WRITTEN TASK. Answer with one number only: the number of lines that include the word "resources".

DATA SUPPLIED.
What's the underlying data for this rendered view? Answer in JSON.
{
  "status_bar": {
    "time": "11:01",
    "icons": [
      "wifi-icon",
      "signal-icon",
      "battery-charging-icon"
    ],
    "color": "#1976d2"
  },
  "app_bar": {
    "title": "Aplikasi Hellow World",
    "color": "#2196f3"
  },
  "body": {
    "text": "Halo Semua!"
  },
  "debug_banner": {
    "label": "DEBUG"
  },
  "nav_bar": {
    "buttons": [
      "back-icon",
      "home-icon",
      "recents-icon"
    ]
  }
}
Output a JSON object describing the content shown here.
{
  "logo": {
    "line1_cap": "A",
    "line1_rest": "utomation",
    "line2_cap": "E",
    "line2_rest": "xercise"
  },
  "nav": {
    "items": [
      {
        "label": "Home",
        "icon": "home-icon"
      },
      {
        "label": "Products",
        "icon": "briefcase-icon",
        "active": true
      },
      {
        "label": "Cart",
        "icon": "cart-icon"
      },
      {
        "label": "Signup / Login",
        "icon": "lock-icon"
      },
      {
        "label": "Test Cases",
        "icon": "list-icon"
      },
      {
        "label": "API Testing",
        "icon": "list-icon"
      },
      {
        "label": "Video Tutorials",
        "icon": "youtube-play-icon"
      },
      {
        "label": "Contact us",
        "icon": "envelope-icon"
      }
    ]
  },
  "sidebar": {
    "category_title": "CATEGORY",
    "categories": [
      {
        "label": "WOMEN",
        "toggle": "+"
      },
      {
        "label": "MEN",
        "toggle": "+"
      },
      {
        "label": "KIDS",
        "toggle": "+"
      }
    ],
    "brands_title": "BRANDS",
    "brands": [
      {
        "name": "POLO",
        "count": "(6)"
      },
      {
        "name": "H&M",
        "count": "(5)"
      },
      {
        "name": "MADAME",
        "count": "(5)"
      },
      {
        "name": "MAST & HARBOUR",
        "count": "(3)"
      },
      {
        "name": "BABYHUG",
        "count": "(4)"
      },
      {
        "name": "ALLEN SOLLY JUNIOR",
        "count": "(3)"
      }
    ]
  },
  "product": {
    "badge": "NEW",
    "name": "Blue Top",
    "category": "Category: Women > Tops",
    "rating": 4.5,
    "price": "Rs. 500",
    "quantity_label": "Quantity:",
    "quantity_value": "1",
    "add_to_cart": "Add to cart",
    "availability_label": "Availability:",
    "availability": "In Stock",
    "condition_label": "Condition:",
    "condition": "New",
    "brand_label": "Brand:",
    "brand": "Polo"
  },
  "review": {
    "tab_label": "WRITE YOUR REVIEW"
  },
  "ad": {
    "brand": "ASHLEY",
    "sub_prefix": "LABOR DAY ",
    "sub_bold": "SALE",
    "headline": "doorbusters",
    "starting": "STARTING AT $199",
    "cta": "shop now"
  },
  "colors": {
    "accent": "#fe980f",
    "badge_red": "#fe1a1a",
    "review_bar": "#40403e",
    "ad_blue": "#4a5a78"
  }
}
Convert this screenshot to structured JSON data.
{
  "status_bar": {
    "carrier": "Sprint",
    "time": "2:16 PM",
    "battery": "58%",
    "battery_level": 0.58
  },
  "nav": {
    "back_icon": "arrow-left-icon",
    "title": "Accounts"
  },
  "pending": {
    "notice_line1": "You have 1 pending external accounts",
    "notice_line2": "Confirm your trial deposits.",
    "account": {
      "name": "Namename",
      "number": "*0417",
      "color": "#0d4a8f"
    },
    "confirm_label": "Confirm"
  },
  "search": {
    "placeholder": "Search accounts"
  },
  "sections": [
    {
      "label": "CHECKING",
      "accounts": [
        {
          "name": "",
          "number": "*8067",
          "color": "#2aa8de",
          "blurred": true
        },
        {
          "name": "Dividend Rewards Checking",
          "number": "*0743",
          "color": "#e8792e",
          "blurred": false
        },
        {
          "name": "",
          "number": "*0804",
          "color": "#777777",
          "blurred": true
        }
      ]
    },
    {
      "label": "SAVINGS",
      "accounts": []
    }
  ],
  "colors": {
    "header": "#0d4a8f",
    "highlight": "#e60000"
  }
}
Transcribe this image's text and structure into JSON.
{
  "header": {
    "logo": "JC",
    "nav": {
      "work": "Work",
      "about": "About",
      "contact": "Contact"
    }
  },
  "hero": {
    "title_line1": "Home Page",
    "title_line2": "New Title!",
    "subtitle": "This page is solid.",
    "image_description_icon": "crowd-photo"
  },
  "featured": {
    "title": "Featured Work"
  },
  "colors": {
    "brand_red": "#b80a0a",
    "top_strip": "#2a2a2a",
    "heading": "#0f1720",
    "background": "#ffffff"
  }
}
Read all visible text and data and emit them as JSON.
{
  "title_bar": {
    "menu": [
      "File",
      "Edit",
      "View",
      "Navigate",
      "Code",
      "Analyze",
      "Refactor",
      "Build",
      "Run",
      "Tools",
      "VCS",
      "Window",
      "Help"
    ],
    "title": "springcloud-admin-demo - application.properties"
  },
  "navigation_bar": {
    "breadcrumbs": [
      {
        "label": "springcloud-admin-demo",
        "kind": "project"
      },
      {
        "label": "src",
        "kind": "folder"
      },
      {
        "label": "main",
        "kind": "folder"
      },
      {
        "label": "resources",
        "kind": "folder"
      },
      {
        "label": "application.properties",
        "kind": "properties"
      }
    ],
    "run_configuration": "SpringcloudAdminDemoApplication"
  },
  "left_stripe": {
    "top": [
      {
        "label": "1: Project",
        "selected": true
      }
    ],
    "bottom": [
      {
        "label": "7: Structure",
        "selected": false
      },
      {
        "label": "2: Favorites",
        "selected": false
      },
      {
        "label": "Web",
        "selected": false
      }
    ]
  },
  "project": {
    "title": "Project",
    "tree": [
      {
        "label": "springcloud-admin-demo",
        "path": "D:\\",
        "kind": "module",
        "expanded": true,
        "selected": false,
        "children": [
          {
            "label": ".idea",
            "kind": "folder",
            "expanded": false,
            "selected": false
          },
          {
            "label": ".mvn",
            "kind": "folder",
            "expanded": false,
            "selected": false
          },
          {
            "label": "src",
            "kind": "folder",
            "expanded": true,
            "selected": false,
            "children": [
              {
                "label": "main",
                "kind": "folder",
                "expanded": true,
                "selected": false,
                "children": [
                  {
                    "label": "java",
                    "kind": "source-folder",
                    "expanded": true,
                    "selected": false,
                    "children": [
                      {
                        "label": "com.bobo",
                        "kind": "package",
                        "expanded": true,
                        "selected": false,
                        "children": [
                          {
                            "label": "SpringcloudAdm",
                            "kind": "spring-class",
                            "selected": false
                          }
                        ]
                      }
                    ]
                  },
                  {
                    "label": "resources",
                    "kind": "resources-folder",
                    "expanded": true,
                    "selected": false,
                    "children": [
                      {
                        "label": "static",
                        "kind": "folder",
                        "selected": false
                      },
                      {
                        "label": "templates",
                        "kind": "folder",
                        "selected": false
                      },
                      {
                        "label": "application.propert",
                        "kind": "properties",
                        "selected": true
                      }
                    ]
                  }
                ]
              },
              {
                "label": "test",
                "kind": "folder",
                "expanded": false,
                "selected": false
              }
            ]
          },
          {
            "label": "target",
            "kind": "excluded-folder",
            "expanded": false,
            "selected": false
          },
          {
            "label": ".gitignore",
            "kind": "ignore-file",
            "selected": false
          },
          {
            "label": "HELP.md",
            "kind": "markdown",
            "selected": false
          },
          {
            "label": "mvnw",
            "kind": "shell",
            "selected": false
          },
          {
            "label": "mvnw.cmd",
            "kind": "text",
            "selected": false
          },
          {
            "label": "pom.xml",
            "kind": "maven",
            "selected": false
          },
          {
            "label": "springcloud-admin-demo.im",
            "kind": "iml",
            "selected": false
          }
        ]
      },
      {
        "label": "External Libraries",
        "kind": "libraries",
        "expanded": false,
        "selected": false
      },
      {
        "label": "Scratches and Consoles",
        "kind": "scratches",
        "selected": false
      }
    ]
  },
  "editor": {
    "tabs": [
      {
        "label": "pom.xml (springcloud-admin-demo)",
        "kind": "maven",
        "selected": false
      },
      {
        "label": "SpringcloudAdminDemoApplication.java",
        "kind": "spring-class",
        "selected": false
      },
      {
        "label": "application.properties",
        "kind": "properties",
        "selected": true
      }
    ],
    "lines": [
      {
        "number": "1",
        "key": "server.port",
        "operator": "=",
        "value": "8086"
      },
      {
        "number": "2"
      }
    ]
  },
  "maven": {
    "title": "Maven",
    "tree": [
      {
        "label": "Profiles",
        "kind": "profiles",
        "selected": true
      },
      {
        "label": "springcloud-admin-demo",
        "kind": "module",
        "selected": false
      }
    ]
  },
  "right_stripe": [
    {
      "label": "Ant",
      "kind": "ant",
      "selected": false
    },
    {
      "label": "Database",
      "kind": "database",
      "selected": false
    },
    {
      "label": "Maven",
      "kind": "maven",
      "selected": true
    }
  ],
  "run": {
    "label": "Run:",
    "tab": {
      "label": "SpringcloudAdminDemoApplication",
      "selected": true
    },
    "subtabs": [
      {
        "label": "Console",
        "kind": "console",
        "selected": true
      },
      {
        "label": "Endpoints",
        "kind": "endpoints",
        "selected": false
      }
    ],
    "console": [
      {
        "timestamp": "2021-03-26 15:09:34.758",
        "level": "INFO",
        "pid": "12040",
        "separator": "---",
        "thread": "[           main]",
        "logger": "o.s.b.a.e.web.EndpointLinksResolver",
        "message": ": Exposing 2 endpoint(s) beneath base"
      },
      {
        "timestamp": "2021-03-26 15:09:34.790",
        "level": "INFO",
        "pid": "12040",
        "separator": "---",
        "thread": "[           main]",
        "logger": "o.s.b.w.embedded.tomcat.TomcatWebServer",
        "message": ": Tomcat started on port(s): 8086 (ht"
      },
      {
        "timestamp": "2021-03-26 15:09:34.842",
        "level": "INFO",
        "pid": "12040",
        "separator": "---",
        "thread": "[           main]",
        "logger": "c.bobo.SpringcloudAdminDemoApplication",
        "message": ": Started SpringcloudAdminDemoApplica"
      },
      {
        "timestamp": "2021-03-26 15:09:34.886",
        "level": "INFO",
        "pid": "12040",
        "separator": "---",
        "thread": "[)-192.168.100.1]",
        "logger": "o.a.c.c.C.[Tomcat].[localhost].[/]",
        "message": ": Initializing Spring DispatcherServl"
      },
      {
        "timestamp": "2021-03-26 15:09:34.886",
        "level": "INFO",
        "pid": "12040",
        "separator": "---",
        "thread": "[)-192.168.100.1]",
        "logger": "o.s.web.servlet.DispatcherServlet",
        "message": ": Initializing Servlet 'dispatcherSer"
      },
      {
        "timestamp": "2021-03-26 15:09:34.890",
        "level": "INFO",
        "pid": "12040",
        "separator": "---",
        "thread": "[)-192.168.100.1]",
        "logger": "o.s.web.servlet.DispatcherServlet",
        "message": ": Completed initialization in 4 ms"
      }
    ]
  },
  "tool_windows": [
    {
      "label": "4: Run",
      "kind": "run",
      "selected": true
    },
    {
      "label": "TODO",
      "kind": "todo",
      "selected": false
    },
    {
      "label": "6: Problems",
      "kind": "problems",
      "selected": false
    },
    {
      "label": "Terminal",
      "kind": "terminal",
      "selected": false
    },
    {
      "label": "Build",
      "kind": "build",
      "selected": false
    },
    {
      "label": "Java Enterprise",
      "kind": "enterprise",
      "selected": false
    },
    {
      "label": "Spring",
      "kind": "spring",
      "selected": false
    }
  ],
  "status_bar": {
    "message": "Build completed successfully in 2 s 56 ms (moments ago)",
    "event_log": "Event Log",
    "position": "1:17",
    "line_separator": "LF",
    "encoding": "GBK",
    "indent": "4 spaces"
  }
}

SOLUTION BELOW. 3